State the number of lines that include the string "this", and write nothing else.

··········

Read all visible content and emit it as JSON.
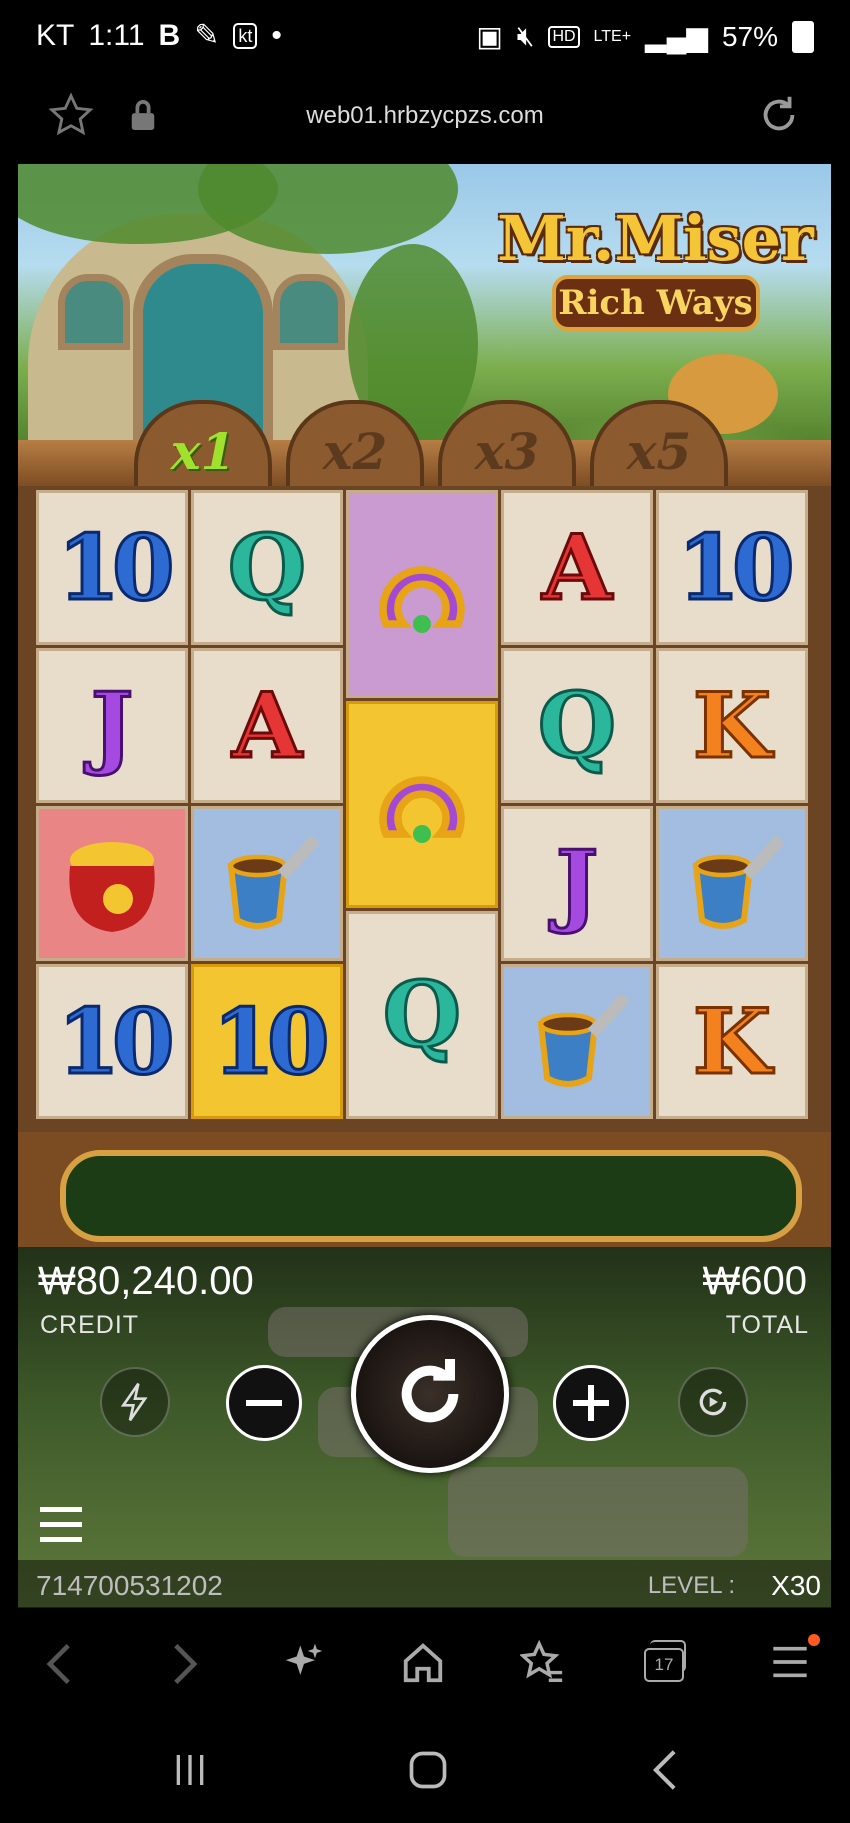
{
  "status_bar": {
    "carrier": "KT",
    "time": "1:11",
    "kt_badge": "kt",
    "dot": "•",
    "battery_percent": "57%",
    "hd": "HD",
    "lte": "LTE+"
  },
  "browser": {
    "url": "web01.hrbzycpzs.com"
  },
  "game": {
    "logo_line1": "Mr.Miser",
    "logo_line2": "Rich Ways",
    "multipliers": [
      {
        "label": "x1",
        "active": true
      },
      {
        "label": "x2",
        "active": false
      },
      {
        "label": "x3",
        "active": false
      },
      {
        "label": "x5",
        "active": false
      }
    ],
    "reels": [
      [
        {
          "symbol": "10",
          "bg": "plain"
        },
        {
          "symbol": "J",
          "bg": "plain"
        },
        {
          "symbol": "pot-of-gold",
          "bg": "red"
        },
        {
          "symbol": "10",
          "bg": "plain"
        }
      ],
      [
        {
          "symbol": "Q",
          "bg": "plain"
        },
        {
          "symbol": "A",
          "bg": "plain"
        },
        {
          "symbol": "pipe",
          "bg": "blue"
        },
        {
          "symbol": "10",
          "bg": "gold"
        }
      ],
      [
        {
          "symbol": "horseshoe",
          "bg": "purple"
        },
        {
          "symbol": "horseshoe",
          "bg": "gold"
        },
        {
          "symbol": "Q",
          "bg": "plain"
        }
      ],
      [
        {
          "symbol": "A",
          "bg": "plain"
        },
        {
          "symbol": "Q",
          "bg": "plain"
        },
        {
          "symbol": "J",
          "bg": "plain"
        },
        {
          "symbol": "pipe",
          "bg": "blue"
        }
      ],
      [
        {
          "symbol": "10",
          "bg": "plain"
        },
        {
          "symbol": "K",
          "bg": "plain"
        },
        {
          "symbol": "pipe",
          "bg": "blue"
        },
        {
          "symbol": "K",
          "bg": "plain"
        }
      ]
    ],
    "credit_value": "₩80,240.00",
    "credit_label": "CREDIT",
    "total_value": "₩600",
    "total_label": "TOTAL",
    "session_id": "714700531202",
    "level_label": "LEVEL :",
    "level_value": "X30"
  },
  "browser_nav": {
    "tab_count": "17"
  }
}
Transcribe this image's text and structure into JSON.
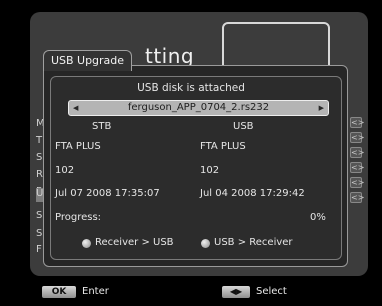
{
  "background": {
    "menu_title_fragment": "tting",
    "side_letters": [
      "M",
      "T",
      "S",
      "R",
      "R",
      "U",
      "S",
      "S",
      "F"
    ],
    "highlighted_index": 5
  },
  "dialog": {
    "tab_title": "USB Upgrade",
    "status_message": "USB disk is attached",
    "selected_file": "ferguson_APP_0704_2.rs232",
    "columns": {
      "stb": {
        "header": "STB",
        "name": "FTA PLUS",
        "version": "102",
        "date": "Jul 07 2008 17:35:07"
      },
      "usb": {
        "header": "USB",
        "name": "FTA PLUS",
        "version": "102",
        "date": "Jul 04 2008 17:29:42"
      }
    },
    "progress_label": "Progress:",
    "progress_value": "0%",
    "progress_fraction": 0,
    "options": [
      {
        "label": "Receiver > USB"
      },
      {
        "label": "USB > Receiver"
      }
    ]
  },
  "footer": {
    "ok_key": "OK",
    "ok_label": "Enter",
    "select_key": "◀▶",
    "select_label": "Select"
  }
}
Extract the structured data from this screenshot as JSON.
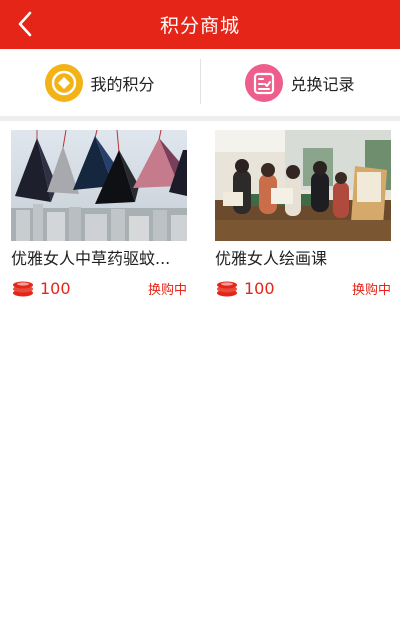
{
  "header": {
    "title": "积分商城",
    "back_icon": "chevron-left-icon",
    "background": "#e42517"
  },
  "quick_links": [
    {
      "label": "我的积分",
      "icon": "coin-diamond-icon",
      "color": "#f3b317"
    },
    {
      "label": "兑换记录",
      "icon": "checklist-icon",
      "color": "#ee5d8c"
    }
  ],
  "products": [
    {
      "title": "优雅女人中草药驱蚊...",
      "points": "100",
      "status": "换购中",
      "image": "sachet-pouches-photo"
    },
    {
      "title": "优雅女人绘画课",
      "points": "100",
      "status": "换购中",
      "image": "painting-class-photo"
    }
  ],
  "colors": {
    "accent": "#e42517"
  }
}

··········

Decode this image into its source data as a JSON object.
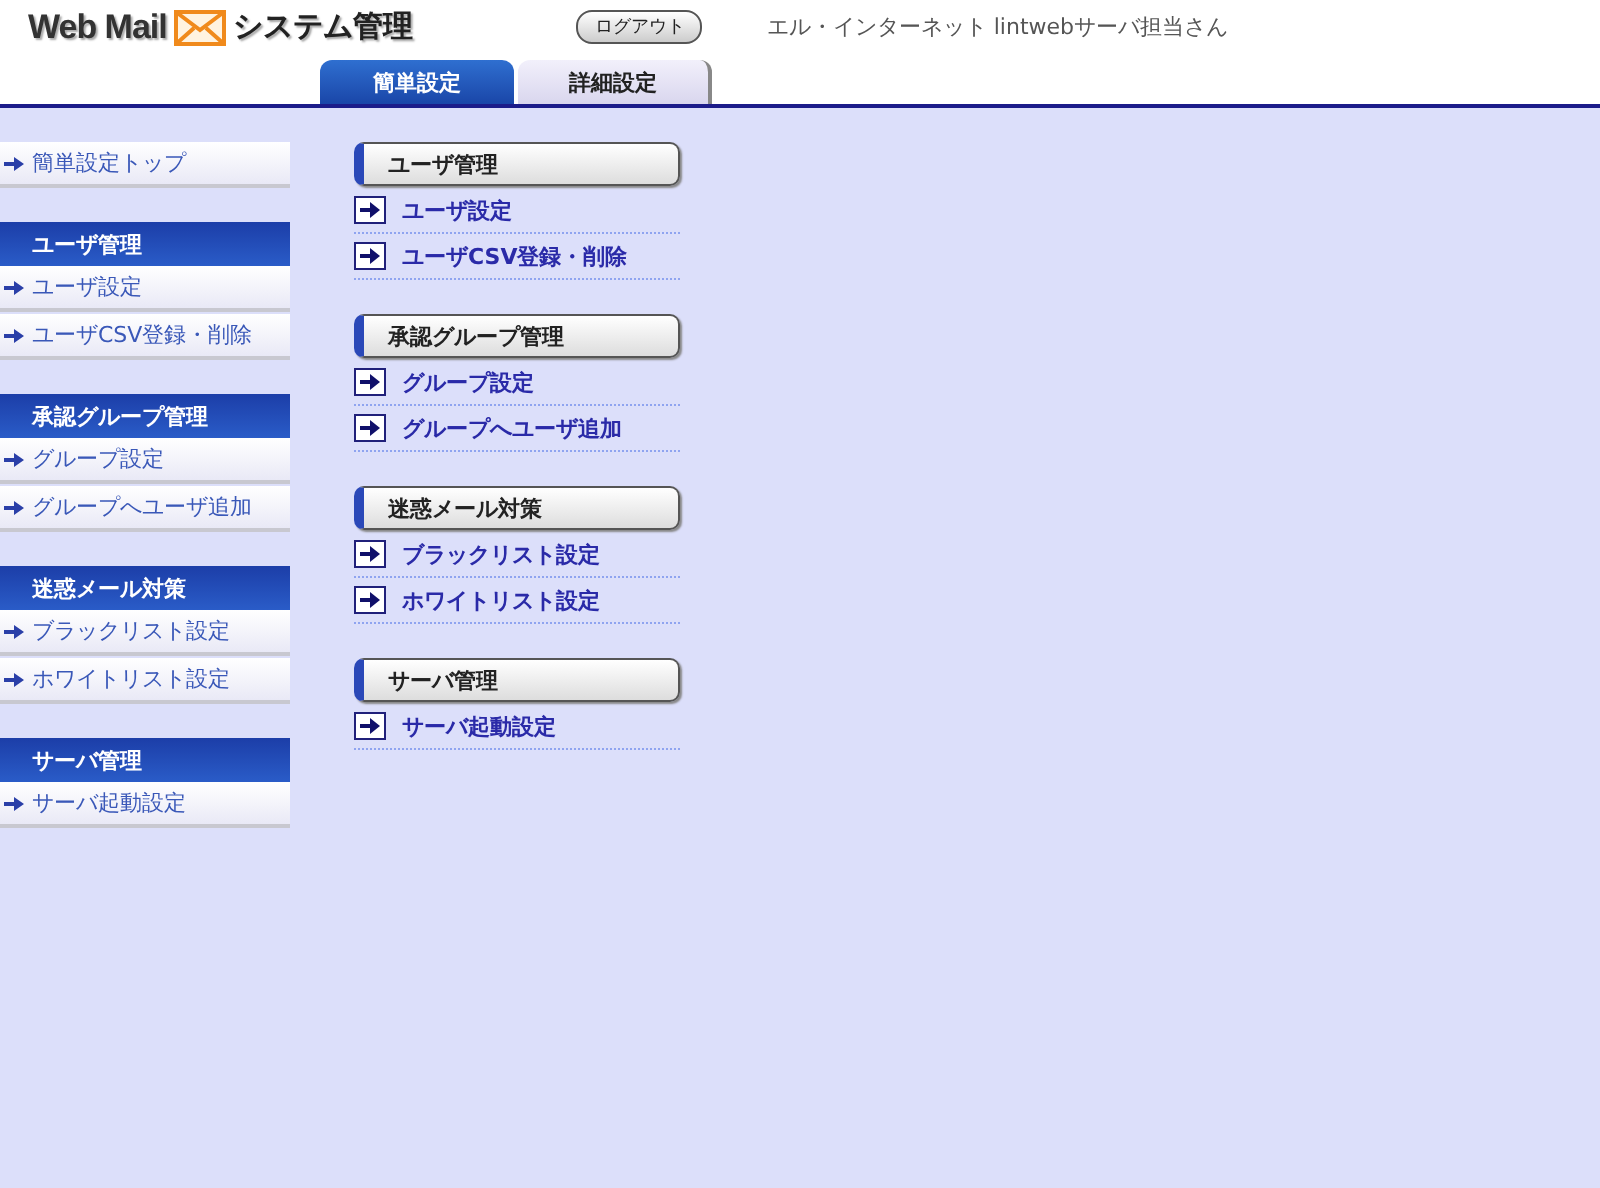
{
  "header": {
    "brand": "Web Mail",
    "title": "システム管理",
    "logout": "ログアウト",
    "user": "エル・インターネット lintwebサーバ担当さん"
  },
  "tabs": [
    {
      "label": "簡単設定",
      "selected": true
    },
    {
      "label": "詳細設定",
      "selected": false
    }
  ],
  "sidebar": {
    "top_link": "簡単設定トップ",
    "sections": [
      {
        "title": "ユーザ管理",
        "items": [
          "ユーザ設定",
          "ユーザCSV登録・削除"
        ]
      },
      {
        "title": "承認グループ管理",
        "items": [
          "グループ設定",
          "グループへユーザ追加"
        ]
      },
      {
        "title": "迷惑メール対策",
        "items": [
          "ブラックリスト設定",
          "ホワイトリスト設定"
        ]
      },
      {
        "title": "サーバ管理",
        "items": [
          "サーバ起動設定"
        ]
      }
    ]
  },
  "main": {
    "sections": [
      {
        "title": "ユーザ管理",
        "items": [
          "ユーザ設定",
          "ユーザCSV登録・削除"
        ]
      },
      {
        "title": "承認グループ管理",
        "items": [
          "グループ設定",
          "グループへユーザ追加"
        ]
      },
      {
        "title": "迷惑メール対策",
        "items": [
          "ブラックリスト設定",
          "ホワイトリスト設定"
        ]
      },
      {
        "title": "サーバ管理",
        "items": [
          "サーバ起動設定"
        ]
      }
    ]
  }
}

··········

## FINAL RESULT
3